--- START OF INPUT FOR THIS TASK ---
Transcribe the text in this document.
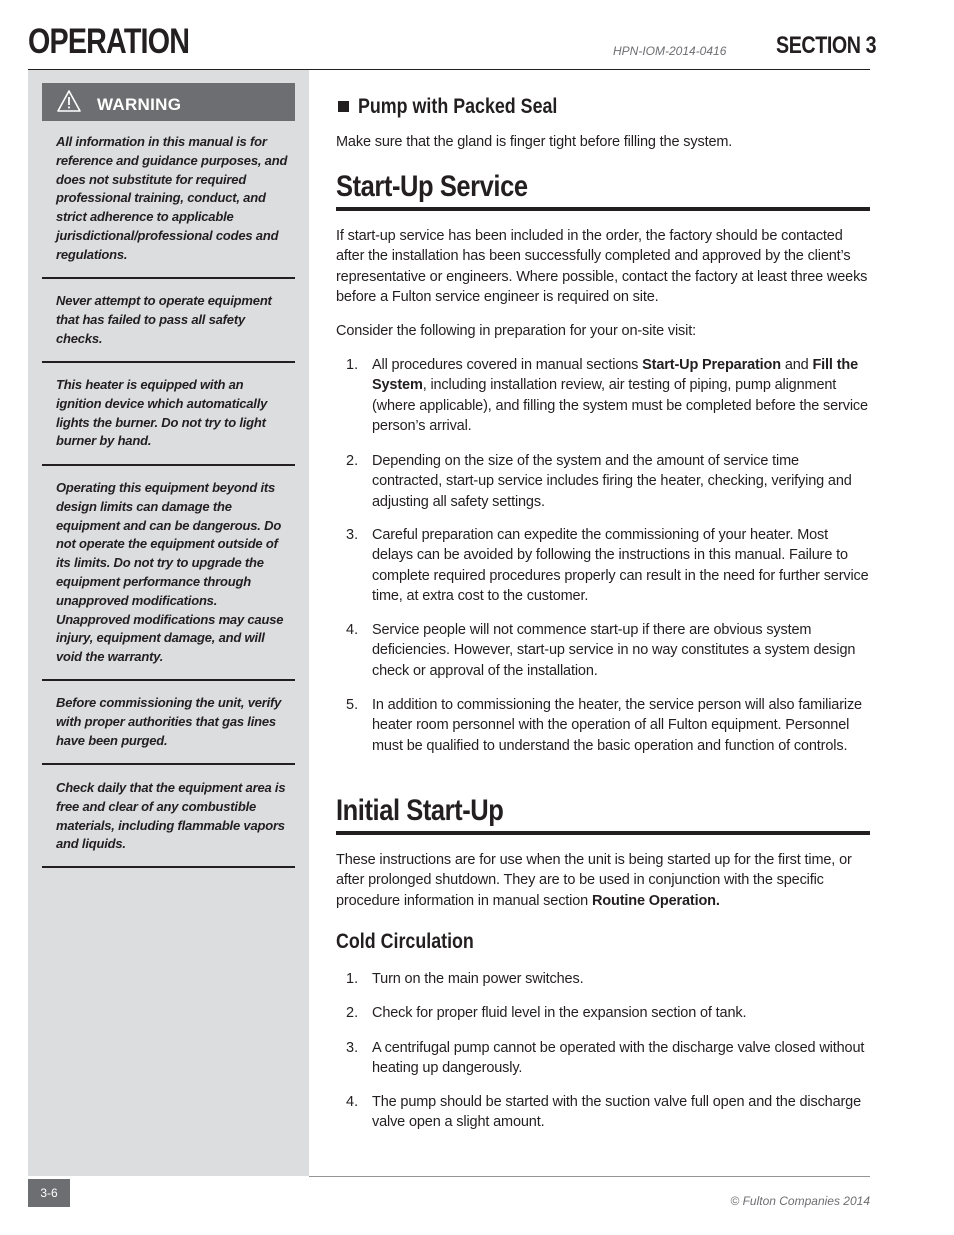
OPERATION	HPN-IOM-2014-0416 SECTION 3
WARNING

All information in this manual is for reference and guidance purposes, and does not substitute for required professional training, conduct, and strict adherence to applicable jurisdictional/professional codes and regulations.

Never attempt to operate equipment that has failed to pass all safety checks.

This heater is equipped with an ignition device which automatically lights the burner. Do not try to light burner by hand.

Operating this equipment beyond its design limits can damage the equipment and can be dangerous. Do not operate the equipment outside of its limits. Do not try to upgrade the equipment performance through unapproved modifications. Unapproved modifications may cause injury, equipment damage, and will void the warranty.

Before commissioning the unit, verify with proper authorities that gas lines have been purged.

Check daily that the equipment area is free and clear of any combustible materials, including flammable vapors and liquids.

Pump with Packed Seal

Make sure that the gland is finger tight before filling the system.

Start-Up Service

If start-up service has been included in the order, the factory should be contacted after the installation has been successfully completed and approved by the client’s representative or engineers. Where possible, contact the factory at least three weeks before a Fulton service engineer is required on site.

Consider the following in preparation for your on-site visit:

1. All procedures covered in manual sections Start-Up Preparation and Fill the System, including installation review, air testing of piping, pump alignment (where applicable), and filling the system must be completed before the service person’s arrival.

2. Depending on the size of the system and the amount of service time contracted, start-up service includes firing the heater, checking, verifying and adjusting all safety settings.

3. Careful preparation can expedite the commissioning of your heater. Most delays can be avoided by following the instructions in this manual. Failure to complete required procedures properly can result in the need for further service time, at extra cost to the customer.

4. Service people will not commence start-up if there are obvious system deficiencies. However, start-up service in no way constitutes a system design check or approval of the installation.

5. In addition to commissioning the heater, the service person will also familiarize heater room personnel with the operation of all Fulton equipment. Personnel must be qualified to understand the basic operation and function of controls.

Initial Start-Up

These instructions are for use when the unit is being started up for the first time, or after prolonged shutdown. They are to be used in conjunction with the specific procedure information in manual section Routine Operation.

Cold Circulation
1. Turn on the main power switches.

2. Check for proper fluid level in the expansion section of tank.

3. A centrifugal pump cannot be operated with the discharge valve closed without heating up dangerously.

4. The pump should be started with the suction valve full open and the discharge valve open a slight amount.

3-6
© Fulton Companies 2014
--- END OF INPUT FOR THIS TASK ---
Repeat the material verbatim. Do not carry over any picture.

Transcribe the text in this document.
OPERATION	HPN-IOM-2014-0416 SECTION 3
WARNING

All information in this manual is for reference and guidance purposes, and does not substitute for required professional training, conduct, and strict adherence to applicable jurisdictional/professional codes and regulations.

Never attempt to operate equipment that has failed to pass all safety checks.

This heater is equipped with an ignition device which automatically lights the burner. Do not try to light burner by hand.

Operating this equipment beyond its design limits can damage the equipment and can be dangerous. Do not operate the equipment outside of its limits. Do not try to upgrade the equipment performance through unapproved modifications. Unapproved modifications may cause injury, equipment damage, and will void the warranty.

Before commissioning the unit, verify with proper authorities that gas lines have been purged.

Check daily that the equipment area is free and clear of any combustible materials, including flammable vapors and liquids.

Pump with Packed Seal

Make sure that the gland is finger tight before filling the system.

Start-Up Service

If start-up service has been included in the order, the factory should be contacted after the installation has been successfully completed and approved by the client’s representative or engineers. Where possible, contact the factory at least three weeks before a Fulton service engineer is required on site.

Consider the following in preparation for your on-site visit:

1. All procedures covered in manual sections Start-Up Preparation and Fill the System, including installation review, air testing of piping, pump alignment (where applicable), and filling the system must be completed before the service person’s arrival.

2. Depending on the size of the system and the amount of service time contracted, start-up service includes firing the heater, checking, verifying and adjusting all safety settings.

3. Careful preparation can expedite the commissioning of your heater. Most delays can be avoided by following the instructions in this manual. Failure to complete required procedures properly can result in the need for further service time, at extra cost to the customer.

4. Service people will not commence start-up if there are obvious system deficiencies. However, start-up service in no way constitutes a system design check or approval of the installation.

5. In addition to commissioning the heater, the service person will also familiarize heater room personnel with the operation of all Fulton equipment. Personnel must be qualified to understand the basic operation and function of controls.

Initial Start-Up

These instructions are for use when the unit is being started up for the first time, or after prolonged shutdown. They are to be used in conjunction with the specific procedure information in manual section Routine Operation.

Cold Circulation
1. Turn on the main power switches.

2. Check for proper fluid level in the expansion section of tank.

3. A centrifugal pump cannot be operated with the discharge valve closed without heating up dangerously.

4. The pump should be started with the suction valve full open and the discharge valve open a slight amount.

3-6
© Fulton Companies 2014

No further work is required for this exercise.